DIRECTIONS FOR THIS TASK |
Type out the material below exactly.

(Collection entries)

____________________

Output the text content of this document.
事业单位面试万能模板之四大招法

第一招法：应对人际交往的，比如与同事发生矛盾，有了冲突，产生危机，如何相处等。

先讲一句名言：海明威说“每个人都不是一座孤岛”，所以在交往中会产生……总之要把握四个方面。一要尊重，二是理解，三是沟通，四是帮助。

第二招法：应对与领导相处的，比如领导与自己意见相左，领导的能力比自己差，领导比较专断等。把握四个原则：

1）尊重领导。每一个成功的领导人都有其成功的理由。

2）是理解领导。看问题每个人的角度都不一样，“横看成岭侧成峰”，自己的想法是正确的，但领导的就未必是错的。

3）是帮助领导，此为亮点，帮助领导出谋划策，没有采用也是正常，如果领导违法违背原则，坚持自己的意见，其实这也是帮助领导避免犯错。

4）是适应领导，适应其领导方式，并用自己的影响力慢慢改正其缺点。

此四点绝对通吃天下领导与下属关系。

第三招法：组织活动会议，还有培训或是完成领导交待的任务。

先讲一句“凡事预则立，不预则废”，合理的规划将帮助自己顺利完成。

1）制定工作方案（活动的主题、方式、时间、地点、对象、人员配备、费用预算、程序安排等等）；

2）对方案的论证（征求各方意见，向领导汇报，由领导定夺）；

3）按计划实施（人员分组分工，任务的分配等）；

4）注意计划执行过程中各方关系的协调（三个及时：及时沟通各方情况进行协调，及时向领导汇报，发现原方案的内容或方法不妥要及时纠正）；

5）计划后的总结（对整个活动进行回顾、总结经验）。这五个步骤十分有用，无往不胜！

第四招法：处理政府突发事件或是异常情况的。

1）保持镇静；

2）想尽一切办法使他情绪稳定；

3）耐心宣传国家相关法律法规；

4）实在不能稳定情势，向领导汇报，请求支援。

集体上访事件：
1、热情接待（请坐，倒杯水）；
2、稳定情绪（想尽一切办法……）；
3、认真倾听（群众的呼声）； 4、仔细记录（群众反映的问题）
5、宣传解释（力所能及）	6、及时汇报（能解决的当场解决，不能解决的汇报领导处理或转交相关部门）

____________________

ANSWER FOR THIS EXERCISE |
Output the text content of this document.
事业单位面试万能模板之四大招法

第一招法：应对人际交往的，比如与同事发生矛盾，有了冲突，产生危机，如何相处等。

先讲一句名言：海明威说“每个人都不是一座孤岛”，所以在交往中会产生……总之要把握四个方面。一要尊重，二是理解，三是沟通，四是帮助。

第二招法：应对与领导相处的，比如领导与自己意见相左，领导的能力比自己差，领导比较专断等。把握四个原则：

1）尊重领导。每一个成功的领导人都有其成功的理由。

2）是理解领导。看问题每个人的角度都不一样，“横看成岭侧成峰”，自己的想法是正确的，但领导的就未必是错的。

3）是帮助领导，此为亮点，帮助领导出谋划策，没有采用也是正常，如果领导违法违背原则，坚持自己的意见，其实这也是帮助领导避免犯错。

4）是适应领导，适应其领导方式，并用自己的影响力慢慢改正其缺点。

此四点绝对通吃天下领导与下属关系。

第三招法：组织活动会议，还有培训或是完成领导交待的任务。

先讲一句“凡事预则立，不预则废”，合理的规划将帮助自己顺利完成。

1）制定工作方案（活动的主题、方式、时间、地点、对象、人员配备、费用预算、程序安排等等）；

2）对方案的论证（征求各方意见，向领导汇报，由领导定夺）；

3）按计划实施（人员分组分工，任务的分配等）；

4）注意计划执行过程中各方关系的协调（三个及时：及时沟通各方情况进行协调，及时向领导汇报，发现原方案的内容或方法不妥要及时纠正）；

5）计划后的总结（对整个活动进行回顾、总结经验）。这五个步骤十分有用，无往不胜！

第四招法：处理政府突发事件或是异常情况的。

1）保持镇静；

2）想尽一切办法使他情绪稳定；

3）耐心宣传国家相关法律法规；

4）实在不能稳定情势，向领导汇报，请求支援。

集体上访事件：
1、热情接待（请坐，倒杯水）；
2、稳定情绪（想尽一切办法……）；
3、认真倾听（群众的呼声）； 4、仔细记录（群众反映的问题）
5、宣传解释（力所能及）	6、及时汇报（能解决的当场解决，不能解决的汇报领导处理或转交相关部门）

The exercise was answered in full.